• TO DO
Search the records for "title". Copy every line where it appears.

• AVAILABLE RECORDS
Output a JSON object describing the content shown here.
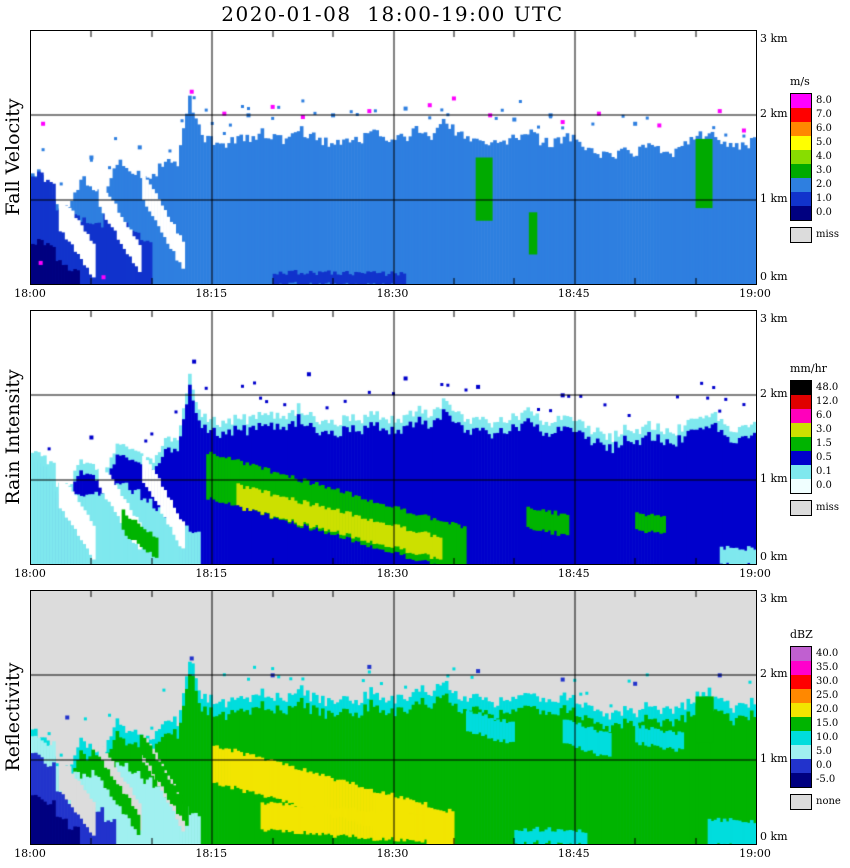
{
  "chart_data": {
    "type": "heatmap",
    "title": "2020-01-08  18:00-19:00 UTC",
    "x_axis": {
      "ticks": [
        "18:00",
        "18:15",
        "18:30",
        "18:45",
        "19:00"
      ],
      "tick_minutes": [
        0,
        15,
        30,
        45,
        60
      ],
      "range_minutes": [
        0,
        60
      ],
      "minor_tick_minutes": 5
    },
    "y_axis": {
      "ticks": [
        "0 km",
        "1 km",
        "2 km",
        "3 km"
      ],
      "tick_km": [
        0,
        1,
        2,
        3
      ],
      "range_km": [
        0,
        3
      ]
    },
    "grid": {
      "h_lines_km": [
        1,
        2
      ],
      "v_lines_min": [
        15,
        30,
        45
      ]
    },
    "echo_top_km": [
      1.35,
      1.25,
      0.95,
      0.9,
      1.25,
      1.15,
      1.1,
      1.45,
      1.35,
      1.3,
      1.25,
      1.5,
      1.45,
      2.2,
      1.75,
      1.7,
      1.65,
      1.75,
      1.7,
      1.8,
      1.75,
      1.7,
      1.85,
      1.75,
      1.7,
      1.65,
      1.75,
      1.7,
      1.8,
      1.75,
      1.7,
      1.75,
      1.85,
      1.75,
      1.95,
      1.8,
      1.7,
      1.75,
      1.65,
      1.7,
      1.75,
      1.8,
      1.7,
      1.65,
      1.75,
      1.7,
      1.6,
      1.55,
      1.5,
      1.6,
      1.55,
      1.65,
      1.6,
      1.55,
      1.65,
      1.75,
      1.8,
      1.7,
      1.6,
      1.65
    ],
    "gaps": [
      {
        "t0": 2.3,
        "t1": 5.2,
        "c0": 0.85,
        "c1": 0.25,
        "hw": 0.2
      },
      {
        "t0": 5.6,
        "t1": 9.0,
        "c0": 1.05,
        "c1": 0.28,
        "hw": 0.16
      },
      {
        "t0": 9.2,
        "t1": 12.6,
        "c0": 1.15,
        "c1": 0.3,
        "hw": 0.16
      }
    ],
    "panels": [
      {
        "id": "fall_velocity",
        "label": "Fall Velocity",
        "background": "#FFFFFF",
        "edge_speck_color": "#2E7FE0",
        "colorbar": {
          "title": "m/s",
          "cells": [
            {
              "label": "8.0",
              "color": "#FF00FF"
            },
            {
              "label": "7.0",
              "color": "#FF0000"
            },
            {
              "label": "6.0",
              "color": "#FF8800"
            },
            {
              "label": "5.0",
              "color": "#FFFF00"
            },
            {
              "label": "4.0",
              "color": "#88DD00"
            },
            {
              "label": "3.0",
              "color": "#00AA00"
            },
            {
              "label": "2.0",
              "color": "#2E7FE0"
            },
            {
              "label": "1.0",
              "color": "#1133CC"
            },
            {
              "label": "0.0",
              "color": "#000080"
            }
          ],
          "missing": {
            "label": "miss",
            "color": "#DCDCDC"
          }
        },
        "layers": [
          {
            "type": "echo",
            "offset": 0,
            "color": "#2E7FE0"
          },
          {
            "type": "cols",
            "t0": 0,
            "tops": [
              1.3,
              1.2,
              0.85,
              0.8,
              0.75,
              0.7,
              0.8,
              0.7,
              0.6,
              0.5
            ],
            "color": "#1133CC"
          },
          {
            "type": "cols",
            "t0": 0,
            "tops": [
              0.5,
              0.45,
              0.25,
              0.15
            ],
            "color": "#000080"
          },
          {
            "type": "strip",
            "t0": 20,
            "t1": 31,
            "c0": 0.07,
            "c1": 0.05,
            "hw": 0.07,
            "color": "#1133CC"
          },
          {
            "type": "gaps"
          },
          {
            "type": "vseg",
            "t0": 36.8,
            "t1": 38.2,
            "h0": 0.75,
            "h1": 1.5,
            "color": "#00AA00"
          },
          {
            "type": "vseg",
            "t0": 41.2,
            "t1": 41.9,
            "h0": 0.35,
            "h1": 0.85,
            "color": "#00AA00"
          },
          {
            "type": "vseg",
            "t0": 55.0,
            "t1": 56.4,
            "h0": 0.9,
            "h1": 1.72,
            "color": "#00AA00"
          },
          {
            "type": "specks",
            "color": "#FF00FF",
            "points": [
              [
                1,
                1.9
              ],
              [
                13.3,
                2.28
              ],
              [
                16,
                2.02
              ],
              [
                20,
                2.1
              ],
              [
                22.5,
                1.98
              ],
              [
                28,
                2.05
              ],
              [
                33,
                2.12
              ],
              [
                35,
                2.2
              ],
              [
                38,
                2.0
              ],
              [
                44,
                1.92
              ],
              [
                47,
                2.02
              ],
              [
                52,
                1.88
              ],
              [
                57,
                2.05
              ],
              [
                59,
                1.82
              ],
              [
                6,
                0.08
              ],
              [
                0.8,
                0.25
              ]
            ]
          },
          {
            "type": "specks",
            "color": "#2E7FE0",
            "points": [
              [
                5,
                1.5
              ],
              [
                9,
                1.62
              ],
              [
                18,
                2.0
              ],
              [
                25,
                2.0
              ],
              [
                31,
                2.08
              ],
              [
                40,
                1.95
              ],
              [
                43,
                2.0
              ],
              [
                50,
                1.9
              ]
            ]
          }
        ]
      },
      {
        "id": "rain_intensity",
        "label": "Rain Intensity",
        "background": "#FFFFFF",
        "edge_speck_color": "#0000CC",
        "colorbar": {
          "title": "mm/hr",
          "cells": [
            {
              "label": "48.0",
              "color": "#000000"
            },
            {
              "label": "12.0",
              "color": "#E00000"
            },
            {
              "label": "6.0",
              "color": "#FF00BB"
            },
            {
              "label": "3.0",
              "color": "#CCE000"
            },
            {
              "label": "1.5",
              "color": "#00B400"
            },
            {
              "label": "0.5",
              "color": "#0000CC"
            },
            {
              "label": "0.1",
              "color": "#7FE8EE"
            },
            {
              "label": "0.0",
              "color": "#F0FFFF"
            }
          ],
          "missing": {
            "label": "miss",
            "color": "#DCDCDC"
          }
        },
        "layers": [
          {
            "type": "echo",
            "offset": 0,
            "color": "#7FE8EE"
          },
          {
            "type": "echo",
            "offset": -0.13,
            "color": "#0000CC"
          },
          {
            "type": "cols",
            "t0": 0,
            "tops": [
              1.25,
              1.2,
              0.9,
              0.85,
              0.8,
              0.85,
              0.9,
              0.95,
              0.85,
              0.75,
              0.65,
              0.55,
              0.45,
              0.35
            ],
            "color": "#7FE8EE"
          },
          {
            "type": "gaps"
          },
          {
            "type": "strip",
            "t0": 7.5,
            "t1": 10.5,
            "c0": 0.5,
            "c1": 0.15,
            "hw": 0.12,
            "color": "#00B400"
          },
          {
            "type": "strip",
            "t0": 14.5,
            "t1": 36,
            "c0": 1.05,
            "c1": 0.15,
            "hw": 0.27,
            "color": "#00B400"
          },
          {
            "type": "strip",
            "t0": 17,
            "t1": 34,
            "c0": 0.8,
            "c1": 0.18,
            "hw": 0.13,
            "color": "#CCE000"
          },
          {
            "type": "strip",
            "t0": 41,
            "t1": 44.5,
            "c0": 0.55,
            "c1": 0.45,
            "hw": 0.12,
            "color": "#00B400"
          },
          {
            "type": "strip",
            "t0": 50,
            "t1": 52.5,
            "c0": 0.5,
            "c1": 0.44,
            "hw": 0.1,
            "color": "#00B400"
          },
          {
            "type": "strip",
            "t0": 57,
            "t1": 60,
            "c0": 0.1,
            "c1": 0.08,
            "hw": 0.1,
            "color": "#7FE8EE"
          },
          {
            "type": "specks",
            "color": "#0000CC",
            "points": [
              [
                13.5,
                2.4
              ],
              [
                23,
                2.25
              ],
              [
                31,
                2.2
              ],
              [
                37,
                2.1
              ],
              [
                44,
                2.0
              ],
              [
                5,
                1.5
              ]
            ]
          }
        ]
      },
      {
        "id": "reflectivity",
        "label": "Reflectivity",
        "background": "#DCDCDC",
        "edge_speck_color": "#00DDDD",
        "colorbar": {
          "title": "dBZ",
          "cells": [
            {
              "label": "40.0",
              "color": "#C060D0"
            },
            {
              "label": "35.0",
              "color": "#FF00CC"
            },
            {
              "label": "30.0",
              "color": "#FF0000"
            },
            {
              "label": "25.0",
              "color": "#FF8800"
            },
            {
              "label": "20.0",
              "color": "#F2E500"
            },
            {
              "label": "15.0",
              "color": "#00B400"
            },
            {
              "label": "10.0",
              "color": "#00DDDD"
            },
            {
              "label": "5.0",
              "color": "#A0F0F0"
            },
            {
              "label": "0.0",
              "color": "#2233CC"
            },
            {
              "label": "-5.0",
              "color": "#000080"
            }
          ],
          "missing": {
            "label": "none",
            "color": "#DCDCDC"
          }
        },
        "layers": [
          {
            "type": "echo",
            "offset": 0,
            "color": "#00DDDD"
          },
          {
            "type": "echo",
            "offset": -0.15,
            "color": "#00B400"
          },
          {
            "type": "cols",
            "t0": 0,
            "tops": [
              1.25,
              1.2,
              0.9,
              0.85,
              0.8,
              0.85,
              0.9,
              0.95,
              0.85,
              0.75,
              0.65,
              0.55,
              0.45,
              0.35
            ],
            "color": "#A0F0F0"
          },
          {
            "type": "cols",
            "t0": 0,
            "tops": [
              1.05,
              0.95,
              0.6,
              0.5,
              0.45,
              0.4,
              0.3
            ],
            "color": "#2233CC"
          },
          {
            "type": "cols",
            "t0": 0,
            "tops": [
              0.55,
              0.5,
              0.3,
              0.2
            ],
            "color": "#000080"
          },
          {
            "type": "gaps"
          },
          {
            "type": "strip",
            "t0": 5,
            "t1": 9,
            "c0": 1.0,
            "c1": 0.2,
            "hw": 0.12,
            "color": "#00B400"
          },
          {
            "type": "strip",
            "t0": 9,
            "t1": 13,
            "c0": 1.2,
            "c1": 0.25,
            "hw": 0.12,
            "color": "#00B400"
          },
          {
            "type": "strip",
            "t0": 15,
            "t1": 35,
            "c0": 0.95,
            "c1": 0.15,
            "hw": 0.22,
            "color": "#F2E500"
          },
          {
            "type": "strip",
            "t0": 19,
            "t1": 33,
            "c0": 0.32,
            "c1": 0.18,
            "hw": 0.16,
            "color": "#F2E500"
          },
          {
            "type": "strip",
            "t0": 36,
            "t1": 40,
            "c0": 1.45,
            "c1": 1.3,
            "hw": 0.12,
            "color": "#00DDDD"
          },
          {
            "type": "strip",
            "t0": 44,
            "t1": 48,
            "c0": 1.35,
            "c1": 1.15,
            "hw": 0.14,
            "color": "#00DDDD"
          },
          {
            "type": "strip",
            "t0": 50,
            "t1": 54,
            "c0": 1.3,
            "c1": 1.2,
            "hw": 0.1,
            "color": "#00DDDD"
          },
          {
            "type": "strip",
            "t0": 40,
            "t1": 46,
            "c0": 0.1,
            "c1": 0.08,
            "hw": 0.08,
            "color": "#00DDDD"
          },
          {
            "type": "strip",
            "t0": 56,
            "t1": 60,
            "c0": 0.15,
            "c1": 0.1,
            "hw": 0.15,
            "color": "#00DDDD"
          },
          {
            "type": "vseg",
            "t0": 55,
            "t1": 56.5,
            "h0": 1.2,
            "h1": 1.75,
            "color": "#00B400"
          },
          {
            "type": "specks",
            "color": "#2233CC",
            "points": [
              [
                3,
                1.5
              ],
              [
                13.3,
                2.2
              ],
              [
                20,
                2.0
              ],
              [
                28,
                2.1
              ],
              [
                37,
                2.05
              ],
              [
                44,
                1.95
              ],
              [
                50,
                1.9
              ],
              [
                57,
                2.0
              ]
            ]
          }
        ]
      }
    ]
  }
}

• ANSWER TO THE EXERCISE
    "title": "2020-01-08  18:00-19:00 UTC",
          "title": "m/s",
          "title": "mm/hr",
          "title": "dBZ",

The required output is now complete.